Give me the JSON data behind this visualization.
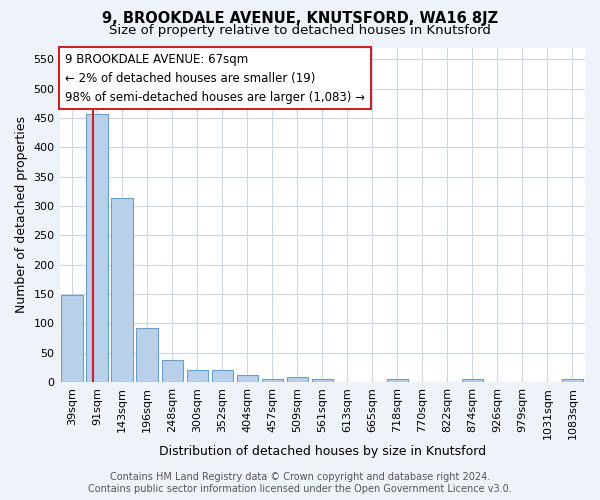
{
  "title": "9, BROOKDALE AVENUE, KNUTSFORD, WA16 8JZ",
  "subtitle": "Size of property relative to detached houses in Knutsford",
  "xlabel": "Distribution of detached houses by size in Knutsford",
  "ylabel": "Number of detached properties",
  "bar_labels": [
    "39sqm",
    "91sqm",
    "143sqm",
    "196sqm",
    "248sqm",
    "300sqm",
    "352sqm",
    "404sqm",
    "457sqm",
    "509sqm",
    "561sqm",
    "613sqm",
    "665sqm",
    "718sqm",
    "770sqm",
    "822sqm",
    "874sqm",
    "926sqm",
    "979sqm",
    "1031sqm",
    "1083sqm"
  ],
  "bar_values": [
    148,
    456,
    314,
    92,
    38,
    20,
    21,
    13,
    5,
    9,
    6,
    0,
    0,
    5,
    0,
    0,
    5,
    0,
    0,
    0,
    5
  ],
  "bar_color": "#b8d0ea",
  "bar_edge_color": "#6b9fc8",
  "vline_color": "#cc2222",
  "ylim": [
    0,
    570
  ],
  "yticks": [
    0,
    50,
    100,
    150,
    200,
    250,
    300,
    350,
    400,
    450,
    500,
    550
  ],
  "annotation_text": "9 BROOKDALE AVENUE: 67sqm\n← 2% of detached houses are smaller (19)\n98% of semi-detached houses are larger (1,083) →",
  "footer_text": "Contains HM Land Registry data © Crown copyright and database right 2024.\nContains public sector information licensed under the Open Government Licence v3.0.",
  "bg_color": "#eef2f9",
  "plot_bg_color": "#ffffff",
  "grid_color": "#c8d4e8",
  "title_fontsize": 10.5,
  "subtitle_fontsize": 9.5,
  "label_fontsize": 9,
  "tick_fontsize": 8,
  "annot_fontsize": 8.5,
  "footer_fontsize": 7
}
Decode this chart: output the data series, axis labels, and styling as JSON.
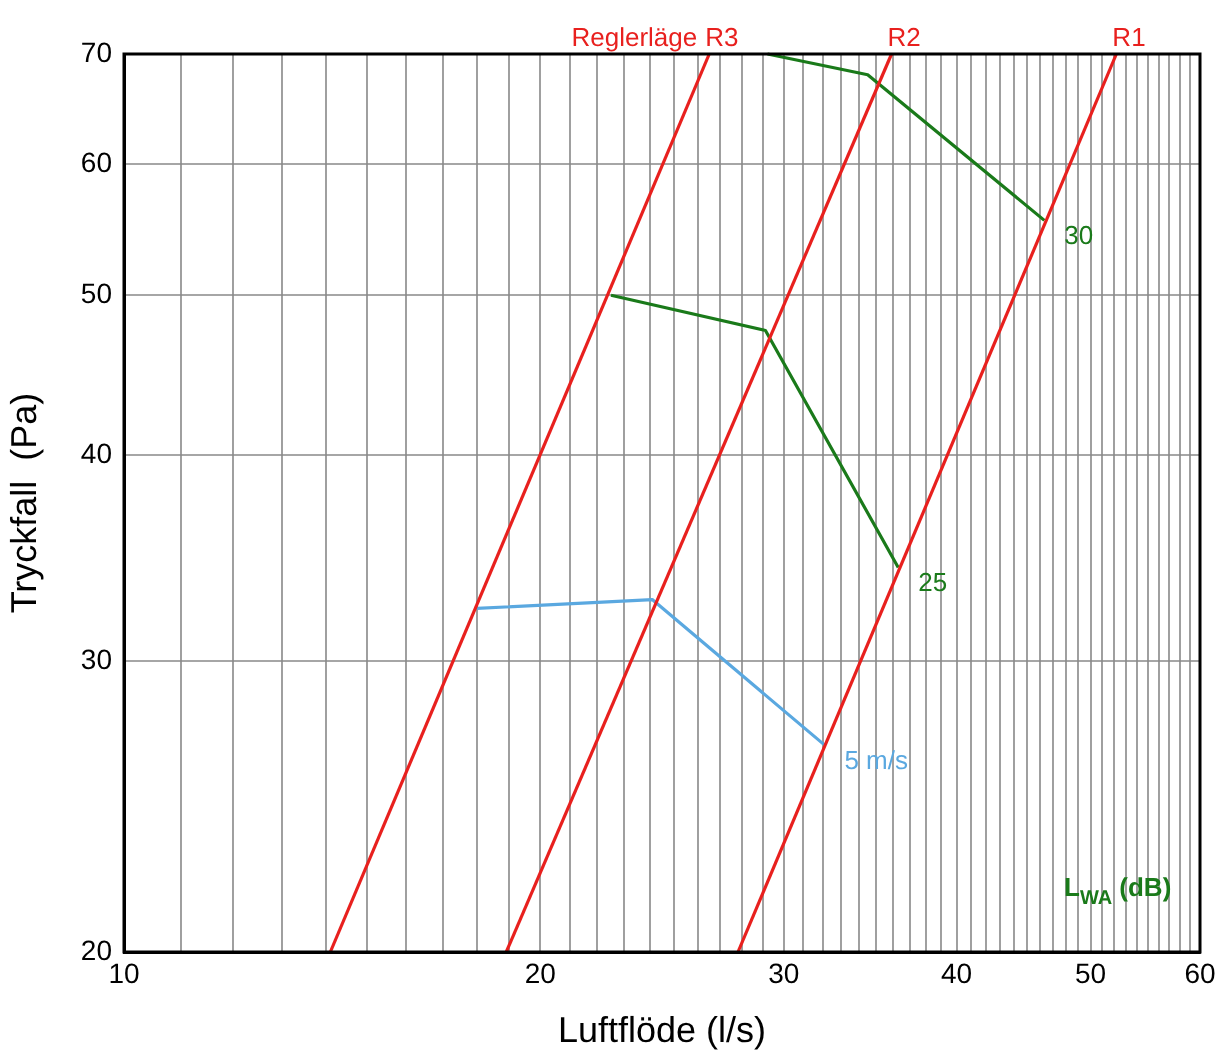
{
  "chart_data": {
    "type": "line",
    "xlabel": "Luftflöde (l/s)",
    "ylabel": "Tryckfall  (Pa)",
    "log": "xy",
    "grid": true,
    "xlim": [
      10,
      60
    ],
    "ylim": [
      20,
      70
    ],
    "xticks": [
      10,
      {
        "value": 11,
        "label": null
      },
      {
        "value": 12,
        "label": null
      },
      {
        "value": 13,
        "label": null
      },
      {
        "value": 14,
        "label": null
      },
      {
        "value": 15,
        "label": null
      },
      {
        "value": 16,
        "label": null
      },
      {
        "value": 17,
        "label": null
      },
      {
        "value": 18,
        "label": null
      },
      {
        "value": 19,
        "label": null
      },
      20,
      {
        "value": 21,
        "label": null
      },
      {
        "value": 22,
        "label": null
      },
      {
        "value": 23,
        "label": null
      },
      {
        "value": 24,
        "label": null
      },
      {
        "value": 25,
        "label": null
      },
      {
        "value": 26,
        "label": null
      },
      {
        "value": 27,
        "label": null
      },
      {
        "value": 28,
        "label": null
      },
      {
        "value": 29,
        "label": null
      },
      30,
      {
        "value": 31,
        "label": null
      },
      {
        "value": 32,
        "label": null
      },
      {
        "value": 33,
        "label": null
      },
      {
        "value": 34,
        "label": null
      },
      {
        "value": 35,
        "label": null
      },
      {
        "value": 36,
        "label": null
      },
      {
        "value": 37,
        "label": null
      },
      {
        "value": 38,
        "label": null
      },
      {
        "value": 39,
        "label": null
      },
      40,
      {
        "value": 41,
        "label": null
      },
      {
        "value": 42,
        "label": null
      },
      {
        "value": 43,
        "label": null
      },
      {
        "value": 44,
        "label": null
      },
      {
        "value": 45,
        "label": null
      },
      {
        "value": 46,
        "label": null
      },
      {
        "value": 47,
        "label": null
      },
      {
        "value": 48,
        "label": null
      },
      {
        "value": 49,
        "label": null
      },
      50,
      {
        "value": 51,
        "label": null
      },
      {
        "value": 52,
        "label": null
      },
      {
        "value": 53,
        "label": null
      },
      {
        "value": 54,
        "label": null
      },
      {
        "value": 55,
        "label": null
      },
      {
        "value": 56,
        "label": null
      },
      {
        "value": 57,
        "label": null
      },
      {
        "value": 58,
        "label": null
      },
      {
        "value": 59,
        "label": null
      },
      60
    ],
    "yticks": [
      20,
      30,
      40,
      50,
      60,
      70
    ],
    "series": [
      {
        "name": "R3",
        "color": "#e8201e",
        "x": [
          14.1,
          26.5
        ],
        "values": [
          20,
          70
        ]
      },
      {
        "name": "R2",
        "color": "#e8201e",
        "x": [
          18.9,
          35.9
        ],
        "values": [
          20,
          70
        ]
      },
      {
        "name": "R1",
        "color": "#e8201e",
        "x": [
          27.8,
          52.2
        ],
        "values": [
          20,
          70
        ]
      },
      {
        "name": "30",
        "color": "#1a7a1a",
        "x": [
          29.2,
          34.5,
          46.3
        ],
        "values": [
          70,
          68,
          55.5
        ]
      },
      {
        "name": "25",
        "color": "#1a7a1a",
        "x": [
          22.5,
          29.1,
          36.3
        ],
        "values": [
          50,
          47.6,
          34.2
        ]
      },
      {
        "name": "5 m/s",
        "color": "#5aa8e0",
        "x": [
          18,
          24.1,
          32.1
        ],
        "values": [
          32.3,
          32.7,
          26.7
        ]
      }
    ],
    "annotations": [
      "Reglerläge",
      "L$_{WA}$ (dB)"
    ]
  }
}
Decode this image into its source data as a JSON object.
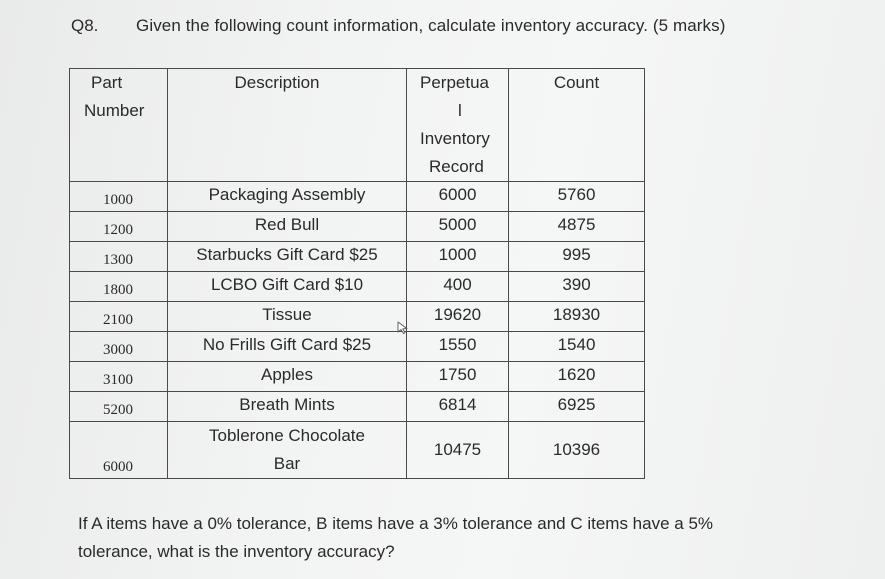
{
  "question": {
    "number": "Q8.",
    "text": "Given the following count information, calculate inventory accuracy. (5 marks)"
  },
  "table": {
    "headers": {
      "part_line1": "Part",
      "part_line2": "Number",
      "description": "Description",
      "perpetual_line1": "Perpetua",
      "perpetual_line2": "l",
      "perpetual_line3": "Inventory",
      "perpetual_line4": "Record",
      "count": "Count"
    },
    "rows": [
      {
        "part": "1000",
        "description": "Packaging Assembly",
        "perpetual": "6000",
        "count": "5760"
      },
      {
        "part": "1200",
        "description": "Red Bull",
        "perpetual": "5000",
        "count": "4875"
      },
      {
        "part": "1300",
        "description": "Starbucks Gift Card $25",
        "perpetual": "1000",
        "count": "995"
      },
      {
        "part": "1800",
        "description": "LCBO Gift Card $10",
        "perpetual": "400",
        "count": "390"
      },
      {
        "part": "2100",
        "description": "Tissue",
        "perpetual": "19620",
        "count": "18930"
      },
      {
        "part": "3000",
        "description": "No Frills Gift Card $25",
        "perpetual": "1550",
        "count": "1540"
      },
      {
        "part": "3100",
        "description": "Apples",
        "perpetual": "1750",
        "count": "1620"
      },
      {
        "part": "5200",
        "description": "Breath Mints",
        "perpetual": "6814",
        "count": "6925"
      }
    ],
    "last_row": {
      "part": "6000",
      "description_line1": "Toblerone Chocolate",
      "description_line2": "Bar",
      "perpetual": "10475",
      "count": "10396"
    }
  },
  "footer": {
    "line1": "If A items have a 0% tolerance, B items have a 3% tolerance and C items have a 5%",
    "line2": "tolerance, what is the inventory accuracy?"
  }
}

— WRITTEN INSTRUCTION —
Scan the material and collect every line that contains "Gift".

— ANSWER TO THIS PROBLEM —
        "description": "Starbucks Gift Card $25",
        "description": "LCBO Gift Card $10",
        "description": "No Frills Gift Card $25",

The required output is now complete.